Differential Diagnosis

The signs and symptoms that define schizophrenia may occur in the course of any disease affecting the brain, including a range of mental disorders, substance-induced disorders and general medical conditions.

The redefinition of the boundaries between schizophrenia and mood disorders, either manic or depressive, with psychotic symptoms, has been one of the most important changes in psychiatric nosology during the last two decades. Jaspers' hierarchical rule, according to which priority was to be given to a diagnosis of schizophrenia when both affective and schizophrenic symptoms were present, was abandoned and new rules were adopted to separate the two disorders.

The presence, at the same time, of a manic or depressive episode and mood-incongruent psychotic features, can be conceptualized in three different ways [86- 88]: as forming a particular subtype of a mood disorder, that is, mood incongruent psychotic affective illness (MICPAI); as defining a form of schizoaffective disorder; or as belonging to schizophrenia. In the DSM-IV Sourcebook, Kendler [88] has evaluated the three hypotheses regarding the nosologic position of MICPAI. According to this author, the accumulated evidence concerning antecedent validators (family history, demographics) as well as concurrent validators (clinical and biological variables, treatment response and outcome) supports the first hypothesis, that is, MICPAI should be considered a subtype of mood disorder.

The new rules that were adopted to separate schizophrenia from mood disorder also redefined the diagnosis of schizoaffective disorder. The current evidence concerning the status of schizoaffective disorder has been reviewed by Tsuang et al [89]. In the ''necessarily provisional view'' of the authors, schizoaffective disorder is ''a genetically heterogeneous condition primarily composed of schizophrenia, unipolar and bipolar disorders and perhaps a residual currently undifferentiated condition''.

A considerable number of labels and definitions have been proposed during the last century to designate transient psychotic disorders that are regarded as separate from schizophrenia. Prominent traditional concepts in this field are the bouffées délirantes of the French, the reactive or psychogenic psychoses as well as the schizophreniform psychoses of the Scandinavian, and the cycloid psychoses of the German tradition. Although it remains unclear whether transient psychotic disorders are different from schizophrenia, current classification systems have introduced various categories that allow sufficient time for the symptoms to appear, be recognized, and subside, before a diagnosis of schizophrenia can be made [90].

Since the days of Kraepelin, a number of persistent delusional disorders have been regarded as different from schizophrenia. The group includes a variety of conditions in which long-standing delusions constitute the only, or the most conspicuous, clinical characteristic and which do not meet criteria for a diagnosis of schizophrenia. Prominent in this area are the concepts of paranoia and paraphrenia, the délires chroniques of the French tradition, as well as a variety of other concepts, either included in the preceding or separated from them, such as delusional jealousy, folie à deux, Capgras syndrome, erotomania, Cotard's syndrome, or Kretschmer's sensitiver Beziehungswahn. The nosologic position of this group, in particular with regard to schizophrenia, remains uncertain [90].

Schizophrenia spectrum disorders include paranoid, schizoid and schizo-typal personality disorder. According to Siever et al [91], patients with schizotypal personality disorder demonstrate psychophysiological and cognitive deficits that are similar to, but milder than, those found in schizophrenia. In addition, the symptoms of schizotypal personality disorder seem to be heritable and genetically related to schizophrenia, but there is considerable overlap between schizotypal symptoms and symptoms of personality disorders that are outside the schizophrenia spectrum.

Schizophrenic signs and symptoms may occur in many medical or neurological conditions. Psychotic disorder due to a general medical condition must be excluded when making the diagnosis of schizophrenia.

The causal link between psychoactive substances and an episode of psychosis must also be excluded. The relationship between schizophrenia and substance-induced psychotic disorders may, however, sometimes remain uncertain.

================================

*Exercises*:
#1 In the differential diagnosis text, whose hierarchical rule was abandoned in separating schizophrenia from mood disorders?
#2 From the differential diagnosis text, print the words from "The redefinition of" to "the two disorders.".
#3 In the differential diagnosis text, which concepts are named as examples of other concepts in the persistent delusional disorders group, alongside paranoia, paraphrenia and the délires chroniques?

Page segmentation data:
================================

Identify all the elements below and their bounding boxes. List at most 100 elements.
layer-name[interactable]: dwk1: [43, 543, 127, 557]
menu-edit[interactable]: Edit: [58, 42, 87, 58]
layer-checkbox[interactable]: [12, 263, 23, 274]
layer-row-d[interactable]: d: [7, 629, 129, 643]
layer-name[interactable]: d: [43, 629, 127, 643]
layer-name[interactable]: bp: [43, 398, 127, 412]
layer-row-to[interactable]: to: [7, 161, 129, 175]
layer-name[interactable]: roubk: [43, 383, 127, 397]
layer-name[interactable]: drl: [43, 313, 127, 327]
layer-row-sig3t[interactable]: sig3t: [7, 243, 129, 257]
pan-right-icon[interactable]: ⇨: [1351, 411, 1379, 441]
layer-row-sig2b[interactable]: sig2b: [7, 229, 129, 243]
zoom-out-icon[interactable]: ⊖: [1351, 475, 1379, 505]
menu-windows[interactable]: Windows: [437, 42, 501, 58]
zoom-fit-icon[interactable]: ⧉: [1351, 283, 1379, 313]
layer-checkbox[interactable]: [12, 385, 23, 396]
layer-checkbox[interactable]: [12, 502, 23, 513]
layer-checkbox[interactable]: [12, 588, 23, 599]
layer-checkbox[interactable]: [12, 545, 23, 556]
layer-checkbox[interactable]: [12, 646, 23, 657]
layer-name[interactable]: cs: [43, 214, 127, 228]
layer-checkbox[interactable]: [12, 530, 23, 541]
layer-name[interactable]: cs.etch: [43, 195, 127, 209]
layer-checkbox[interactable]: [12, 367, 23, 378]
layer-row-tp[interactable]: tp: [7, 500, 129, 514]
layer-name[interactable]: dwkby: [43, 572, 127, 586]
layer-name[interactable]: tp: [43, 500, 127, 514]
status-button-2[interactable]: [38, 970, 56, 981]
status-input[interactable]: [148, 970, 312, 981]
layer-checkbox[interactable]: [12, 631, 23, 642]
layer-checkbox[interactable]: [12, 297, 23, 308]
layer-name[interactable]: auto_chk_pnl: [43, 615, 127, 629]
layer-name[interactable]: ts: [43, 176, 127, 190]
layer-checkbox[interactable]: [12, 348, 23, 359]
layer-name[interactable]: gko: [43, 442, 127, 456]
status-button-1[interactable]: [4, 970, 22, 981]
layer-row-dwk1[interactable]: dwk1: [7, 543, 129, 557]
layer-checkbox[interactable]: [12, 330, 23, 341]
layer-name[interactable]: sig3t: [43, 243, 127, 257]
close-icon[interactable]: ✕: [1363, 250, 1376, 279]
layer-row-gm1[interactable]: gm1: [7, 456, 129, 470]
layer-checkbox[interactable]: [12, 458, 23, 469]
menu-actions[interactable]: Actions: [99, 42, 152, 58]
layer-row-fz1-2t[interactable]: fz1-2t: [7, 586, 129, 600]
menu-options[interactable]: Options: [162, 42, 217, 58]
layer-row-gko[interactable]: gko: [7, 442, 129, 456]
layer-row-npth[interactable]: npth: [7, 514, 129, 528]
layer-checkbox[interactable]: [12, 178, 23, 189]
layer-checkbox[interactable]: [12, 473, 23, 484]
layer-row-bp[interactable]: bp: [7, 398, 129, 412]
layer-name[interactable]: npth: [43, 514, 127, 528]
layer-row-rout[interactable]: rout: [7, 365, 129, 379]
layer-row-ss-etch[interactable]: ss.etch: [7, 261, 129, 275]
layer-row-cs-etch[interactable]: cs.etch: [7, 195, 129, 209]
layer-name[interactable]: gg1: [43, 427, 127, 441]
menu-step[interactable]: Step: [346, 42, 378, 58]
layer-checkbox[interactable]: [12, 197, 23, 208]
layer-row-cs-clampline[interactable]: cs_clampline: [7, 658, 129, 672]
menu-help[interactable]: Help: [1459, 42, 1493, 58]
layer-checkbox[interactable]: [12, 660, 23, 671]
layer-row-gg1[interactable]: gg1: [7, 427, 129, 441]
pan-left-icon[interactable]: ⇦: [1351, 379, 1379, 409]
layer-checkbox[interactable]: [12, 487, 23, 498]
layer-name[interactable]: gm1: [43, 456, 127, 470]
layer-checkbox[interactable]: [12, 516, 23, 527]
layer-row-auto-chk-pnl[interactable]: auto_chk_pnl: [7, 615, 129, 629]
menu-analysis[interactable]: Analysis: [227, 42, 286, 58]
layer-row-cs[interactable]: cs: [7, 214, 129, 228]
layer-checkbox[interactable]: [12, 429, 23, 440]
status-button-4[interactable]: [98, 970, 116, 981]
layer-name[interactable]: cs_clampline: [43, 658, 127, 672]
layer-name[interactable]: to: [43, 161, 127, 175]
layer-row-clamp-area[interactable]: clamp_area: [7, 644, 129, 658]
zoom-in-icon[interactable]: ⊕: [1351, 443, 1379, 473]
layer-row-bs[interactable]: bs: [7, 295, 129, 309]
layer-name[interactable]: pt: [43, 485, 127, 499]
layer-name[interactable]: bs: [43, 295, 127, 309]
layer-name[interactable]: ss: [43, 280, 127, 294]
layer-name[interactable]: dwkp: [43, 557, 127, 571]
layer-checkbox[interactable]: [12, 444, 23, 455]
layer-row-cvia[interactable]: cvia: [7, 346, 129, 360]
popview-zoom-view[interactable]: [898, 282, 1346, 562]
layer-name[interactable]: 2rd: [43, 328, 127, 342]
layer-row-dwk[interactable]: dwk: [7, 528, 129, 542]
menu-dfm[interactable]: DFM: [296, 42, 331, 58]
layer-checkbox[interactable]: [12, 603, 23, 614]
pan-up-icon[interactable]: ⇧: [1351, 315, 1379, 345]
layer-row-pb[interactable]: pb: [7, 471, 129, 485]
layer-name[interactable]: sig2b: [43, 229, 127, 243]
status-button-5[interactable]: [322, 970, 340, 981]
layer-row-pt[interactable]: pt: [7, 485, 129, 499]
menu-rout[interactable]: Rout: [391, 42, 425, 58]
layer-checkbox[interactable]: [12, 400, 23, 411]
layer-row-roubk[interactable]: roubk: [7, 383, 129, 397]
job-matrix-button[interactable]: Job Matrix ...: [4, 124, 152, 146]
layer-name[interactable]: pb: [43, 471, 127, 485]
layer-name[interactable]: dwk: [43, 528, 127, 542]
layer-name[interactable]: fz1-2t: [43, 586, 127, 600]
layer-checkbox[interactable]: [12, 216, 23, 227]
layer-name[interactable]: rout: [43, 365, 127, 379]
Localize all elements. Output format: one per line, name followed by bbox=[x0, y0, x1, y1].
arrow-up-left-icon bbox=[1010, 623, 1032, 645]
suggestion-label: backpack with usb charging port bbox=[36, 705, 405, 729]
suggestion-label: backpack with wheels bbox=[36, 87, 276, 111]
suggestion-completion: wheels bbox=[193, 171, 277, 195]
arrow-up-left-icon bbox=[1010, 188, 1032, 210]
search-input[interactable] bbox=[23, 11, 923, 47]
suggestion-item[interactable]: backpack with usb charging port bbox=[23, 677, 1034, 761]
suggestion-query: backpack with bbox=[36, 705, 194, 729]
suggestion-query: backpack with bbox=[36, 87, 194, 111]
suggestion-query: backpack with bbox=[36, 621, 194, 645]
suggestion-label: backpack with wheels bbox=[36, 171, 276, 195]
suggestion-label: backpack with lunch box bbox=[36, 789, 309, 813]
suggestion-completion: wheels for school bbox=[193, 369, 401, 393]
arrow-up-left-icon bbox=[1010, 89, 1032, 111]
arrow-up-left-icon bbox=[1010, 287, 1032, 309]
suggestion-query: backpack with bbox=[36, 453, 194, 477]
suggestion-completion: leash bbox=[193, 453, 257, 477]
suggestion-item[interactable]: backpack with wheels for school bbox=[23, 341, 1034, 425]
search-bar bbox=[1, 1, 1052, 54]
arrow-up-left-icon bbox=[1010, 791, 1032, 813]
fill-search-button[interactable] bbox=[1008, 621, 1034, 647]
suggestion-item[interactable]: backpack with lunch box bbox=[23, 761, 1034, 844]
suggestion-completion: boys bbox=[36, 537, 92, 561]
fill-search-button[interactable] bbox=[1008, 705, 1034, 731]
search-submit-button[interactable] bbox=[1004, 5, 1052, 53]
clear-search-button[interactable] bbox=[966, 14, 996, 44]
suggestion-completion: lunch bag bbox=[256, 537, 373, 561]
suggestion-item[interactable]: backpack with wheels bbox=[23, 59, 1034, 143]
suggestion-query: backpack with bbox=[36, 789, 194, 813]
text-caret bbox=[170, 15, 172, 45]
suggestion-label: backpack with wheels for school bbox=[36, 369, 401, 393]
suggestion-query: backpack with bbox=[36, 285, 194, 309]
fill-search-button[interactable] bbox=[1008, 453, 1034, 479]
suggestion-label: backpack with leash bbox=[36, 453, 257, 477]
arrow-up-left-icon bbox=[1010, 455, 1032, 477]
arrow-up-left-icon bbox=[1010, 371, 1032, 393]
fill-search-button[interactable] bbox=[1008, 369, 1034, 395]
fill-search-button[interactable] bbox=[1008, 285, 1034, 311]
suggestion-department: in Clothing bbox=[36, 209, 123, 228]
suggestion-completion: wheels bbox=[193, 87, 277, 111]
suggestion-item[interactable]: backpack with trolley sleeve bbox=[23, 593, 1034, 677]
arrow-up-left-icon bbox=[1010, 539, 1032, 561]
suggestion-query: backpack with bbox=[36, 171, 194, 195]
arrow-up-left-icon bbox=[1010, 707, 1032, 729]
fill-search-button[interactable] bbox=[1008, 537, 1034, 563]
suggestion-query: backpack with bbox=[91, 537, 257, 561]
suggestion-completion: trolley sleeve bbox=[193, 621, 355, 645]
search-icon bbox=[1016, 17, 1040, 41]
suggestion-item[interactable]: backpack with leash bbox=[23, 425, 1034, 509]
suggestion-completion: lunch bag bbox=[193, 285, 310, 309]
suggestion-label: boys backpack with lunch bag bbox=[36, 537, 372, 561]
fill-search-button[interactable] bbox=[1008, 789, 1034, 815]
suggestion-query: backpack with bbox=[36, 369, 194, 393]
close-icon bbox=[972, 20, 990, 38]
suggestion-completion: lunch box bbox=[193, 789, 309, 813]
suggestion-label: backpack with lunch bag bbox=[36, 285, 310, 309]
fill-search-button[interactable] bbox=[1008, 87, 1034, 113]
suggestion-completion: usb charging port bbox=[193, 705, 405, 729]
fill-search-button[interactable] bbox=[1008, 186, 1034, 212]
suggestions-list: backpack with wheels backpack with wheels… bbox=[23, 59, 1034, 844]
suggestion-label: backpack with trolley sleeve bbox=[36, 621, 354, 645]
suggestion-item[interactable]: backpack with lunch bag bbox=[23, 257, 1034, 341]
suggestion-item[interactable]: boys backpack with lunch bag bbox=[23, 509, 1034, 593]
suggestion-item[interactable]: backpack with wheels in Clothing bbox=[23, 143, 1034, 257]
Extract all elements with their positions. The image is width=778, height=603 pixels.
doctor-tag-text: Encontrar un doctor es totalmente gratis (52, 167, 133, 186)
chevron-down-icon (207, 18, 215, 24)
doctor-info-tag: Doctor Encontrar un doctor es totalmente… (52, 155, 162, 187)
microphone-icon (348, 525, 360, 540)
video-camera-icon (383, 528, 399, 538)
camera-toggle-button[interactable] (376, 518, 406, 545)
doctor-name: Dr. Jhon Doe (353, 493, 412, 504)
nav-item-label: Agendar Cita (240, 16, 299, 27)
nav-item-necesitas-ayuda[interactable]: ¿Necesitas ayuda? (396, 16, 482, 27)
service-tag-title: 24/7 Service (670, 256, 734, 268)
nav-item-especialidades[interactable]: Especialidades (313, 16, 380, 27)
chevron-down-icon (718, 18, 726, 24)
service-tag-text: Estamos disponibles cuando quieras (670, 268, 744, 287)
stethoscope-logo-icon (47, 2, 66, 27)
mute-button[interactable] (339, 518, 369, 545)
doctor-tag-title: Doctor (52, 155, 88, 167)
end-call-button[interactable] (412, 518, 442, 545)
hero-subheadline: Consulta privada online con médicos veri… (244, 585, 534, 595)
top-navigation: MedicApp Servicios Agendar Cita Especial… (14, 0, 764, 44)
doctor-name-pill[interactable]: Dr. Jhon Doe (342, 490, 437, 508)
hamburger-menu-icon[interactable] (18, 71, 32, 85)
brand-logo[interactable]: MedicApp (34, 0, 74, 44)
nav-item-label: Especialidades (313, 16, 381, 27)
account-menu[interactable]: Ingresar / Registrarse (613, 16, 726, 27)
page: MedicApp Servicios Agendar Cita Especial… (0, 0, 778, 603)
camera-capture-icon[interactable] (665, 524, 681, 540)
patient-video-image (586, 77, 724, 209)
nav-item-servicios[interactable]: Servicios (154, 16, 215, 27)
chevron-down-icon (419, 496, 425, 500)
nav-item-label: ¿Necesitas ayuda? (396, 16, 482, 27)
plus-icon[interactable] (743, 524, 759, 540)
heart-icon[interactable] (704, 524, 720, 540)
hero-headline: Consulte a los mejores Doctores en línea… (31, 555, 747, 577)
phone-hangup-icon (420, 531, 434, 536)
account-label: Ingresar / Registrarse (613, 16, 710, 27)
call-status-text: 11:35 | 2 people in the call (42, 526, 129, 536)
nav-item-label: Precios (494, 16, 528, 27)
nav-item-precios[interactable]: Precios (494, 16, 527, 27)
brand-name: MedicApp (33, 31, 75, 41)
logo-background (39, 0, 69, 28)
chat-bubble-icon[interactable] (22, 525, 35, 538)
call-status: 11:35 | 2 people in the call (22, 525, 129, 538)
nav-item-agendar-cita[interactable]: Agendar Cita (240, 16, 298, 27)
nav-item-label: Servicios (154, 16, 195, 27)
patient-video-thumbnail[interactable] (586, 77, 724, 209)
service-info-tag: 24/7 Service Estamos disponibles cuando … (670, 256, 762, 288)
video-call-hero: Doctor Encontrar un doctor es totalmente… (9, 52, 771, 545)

================================

*Solutions to each task*:
#1 Jaspers' hierarchical rule

#2
The redefinition of the boundaries between schizophrenia and mood disorders, either manic or depressive, with psychotic symptoms, has been one of the most important changes in psychiatric nosology during the last two decades. Jaspers' hierarchical rule, according to which priority was to be given to a diagnosis of schizophrenia when both affective and schizophrenic symptoms were present, was abandoned and new rules were adopted to separate the two disorders.

#3 delusional jealousy, folie à deux, Capgras syndrome, erotomania, Cotard's syndrome, Kretschmer's sensitiver Beziehungswahn